__Data shown__.
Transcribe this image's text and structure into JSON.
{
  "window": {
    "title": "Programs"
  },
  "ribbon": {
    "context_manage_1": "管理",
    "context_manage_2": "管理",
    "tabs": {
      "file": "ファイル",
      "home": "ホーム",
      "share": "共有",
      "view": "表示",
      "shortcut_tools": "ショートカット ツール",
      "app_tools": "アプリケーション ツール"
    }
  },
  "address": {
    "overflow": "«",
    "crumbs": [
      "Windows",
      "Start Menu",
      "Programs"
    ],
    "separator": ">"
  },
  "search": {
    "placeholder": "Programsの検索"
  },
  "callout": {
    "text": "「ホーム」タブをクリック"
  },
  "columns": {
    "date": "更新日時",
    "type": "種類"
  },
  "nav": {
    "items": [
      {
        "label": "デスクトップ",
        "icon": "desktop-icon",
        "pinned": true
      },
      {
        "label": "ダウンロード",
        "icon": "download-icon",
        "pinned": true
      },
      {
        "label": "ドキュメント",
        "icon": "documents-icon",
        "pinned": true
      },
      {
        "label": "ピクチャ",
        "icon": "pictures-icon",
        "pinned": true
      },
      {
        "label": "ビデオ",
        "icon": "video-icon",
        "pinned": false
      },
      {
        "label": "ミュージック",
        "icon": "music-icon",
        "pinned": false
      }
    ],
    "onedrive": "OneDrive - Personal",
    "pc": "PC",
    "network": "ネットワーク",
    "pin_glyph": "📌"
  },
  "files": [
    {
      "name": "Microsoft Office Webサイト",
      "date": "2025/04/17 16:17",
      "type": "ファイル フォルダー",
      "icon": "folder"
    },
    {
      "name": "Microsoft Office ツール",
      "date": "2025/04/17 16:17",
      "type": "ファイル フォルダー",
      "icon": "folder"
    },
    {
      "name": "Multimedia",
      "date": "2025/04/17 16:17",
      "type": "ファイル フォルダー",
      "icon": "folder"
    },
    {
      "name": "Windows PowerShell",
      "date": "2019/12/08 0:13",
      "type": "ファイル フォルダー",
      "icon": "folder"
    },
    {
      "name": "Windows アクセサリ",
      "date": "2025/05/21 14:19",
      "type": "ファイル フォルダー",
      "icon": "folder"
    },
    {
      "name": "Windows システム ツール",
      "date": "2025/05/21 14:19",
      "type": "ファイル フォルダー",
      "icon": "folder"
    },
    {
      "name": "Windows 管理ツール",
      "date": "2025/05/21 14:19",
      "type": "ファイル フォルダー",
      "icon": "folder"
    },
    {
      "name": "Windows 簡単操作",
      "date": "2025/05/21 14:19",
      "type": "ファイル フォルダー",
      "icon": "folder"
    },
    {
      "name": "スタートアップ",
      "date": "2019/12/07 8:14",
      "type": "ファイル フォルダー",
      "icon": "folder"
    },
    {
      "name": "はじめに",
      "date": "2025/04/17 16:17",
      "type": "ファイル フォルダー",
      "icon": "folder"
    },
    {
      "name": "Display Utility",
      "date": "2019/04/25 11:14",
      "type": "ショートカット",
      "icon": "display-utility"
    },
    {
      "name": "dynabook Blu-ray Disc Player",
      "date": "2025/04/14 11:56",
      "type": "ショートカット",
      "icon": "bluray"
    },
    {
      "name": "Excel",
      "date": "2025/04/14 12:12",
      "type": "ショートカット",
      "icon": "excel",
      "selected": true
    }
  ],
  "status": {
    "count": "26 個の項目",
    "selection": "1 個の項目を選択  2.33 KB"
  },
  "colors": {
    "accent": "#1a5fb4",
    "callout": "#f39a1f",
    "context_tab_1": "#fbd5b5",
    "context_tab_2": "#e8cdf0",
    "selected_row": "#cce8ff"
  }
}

__Objective__.
Every record should be repeated exactly; please leave none out.

__Correct answer__.
Transcribe this image's text and structure into JSON.
{
  "window": {
    "title": "Programs"
  },
  "ribbon": {
    "context_manage_1": "管理",
    "context_manage_2": "管理",
    "tabs": {
      "file": "ファイル",
      "home": "ホーム",
      "share": "共有",
      "view": "表示",
      "shortcut_tools": "ショートカット ツール",
      "app_tools": "アプリケーション ツール"
    }
  },
  "address": {
    "overflow": "«",
    "crumbs": [
      "Windows",
      "Start Menu",
      "Programs"
    ],
    "separator": ">"
  },
  "search": {
    "placeholder": "Programsの検索"
  },
  "callout": {
    "text": "「ホーム」タブをクリック"
  },
  "columns": {
    "date": "更新日時",
    "type": "種類"
  },
  "nav": {
    "items": [
      {
        "label": "デスクトップ",
        "icon": "desktop-icon",
        "pinned": true
      },
      {
        "label": "ダウンロード",
        "icon": "download-icon",
        "pinned": true
      },
      {
        "label": "ドキュメント",
        "icon": "documents-icon",
        "pinned": true
      },
      {
        "label": "ピクチャ",
        "icon": "pictures-icon",
        "pinned": true
      },
      {
        "label": "ビデオ",
        "icon": "video-icon",
        "pinned": false
      },
      {
        "label": "ミュージック",
        "icon": "music-icon",
        "pinned": false
      }
    ],
    "onedrive": "OneDrive - Personal",
    "pc": "PC",
    "network": "ネットワーク",
    "pin_glyph": "📌"
  },
  "files": [
    {
      "name": "Microsoft Office Webサイト",
      "date": "2025/04/17 16:17",
      "type": "ファイル フォルダー",
      "icon": "folder"
    },
    {
      "name": "Microsoft Office ツール",
      "date": "2025/04/17 16:17",
      "type": "ファイル フォルダー",
      "icon": "folder"
    },
    {
      "name": "Multimedia",
      "date": "2025/04/17 16:17",
      "type": "ファイル フォルダー",
      "icon": "folder"
    },
    {
      "name": "Windows PowerShell",
      "date": "2019/12/08 0:13",
      "type": "ファイル フォルダー",
      "icon": "folder"
    },
    {
      "name": "Windows アクセサリ",
      "date": "2025/05/21 14:19",
      "type": "ファイル フォルダー",
      "icon": "folder"
    },
    {
      "name": "Windows システム ツール",
      "date": "2025/05/21 14:19",
      "type": "ファイル フォルダー",
      "icon": "folder"
    },
    {
      "name": "Windows 管理ツール",
      "date": "2025/05/21 14:19",
      "type": "ファイル フォルダー",
      "icon": "folder"
    },
    {
      "name": "Windows 簡単操作",
      "date": "2025/05/21 14:19",
      "type": "ファイル フォルダー",
      "icon": "folder"
    },
    {
      "name": "スタートアップ",
      "date": "2019/12/07 8:14",
      "type": "ファイル フォルダー",
      "icon": "folder"
    },
    {
      "name": "はじめに",
      "date": "2025/04/17 16:17",
      "type": "ファイル フォルダー",
      "icon": "folder"
    },
    {
      "name": "Display Utility",
      "date": "2019/04/25 11:14",
      "type": "ショートカット",
      "icon": "display-utility"
    },
    {
      "name": "dynabook Blu-ray Disc Player",
      "date": "2025/04/14 11:56",
      "type": "ショートカット",
      "icon": "bluray"
    },
    {
      "name": "Excel",
      "date": "2025/04/14 12:12",
      "type": "ショートカット",
      "icon": "excel",
      "selected": true
    }
  ],
  "status": {
    "count": "26 個の項目",
    "selection": "1 個の項目を選択  2.33 KB"
  },
  "colors": {
    "accent": "#1a5fb4",
    "callout": "#f39a1f",
    "context_tab_1": "#fbd5b5",
    "context_tab_2": "#e8cdf0",
    "selected_row": "#cce8ff"
  }
}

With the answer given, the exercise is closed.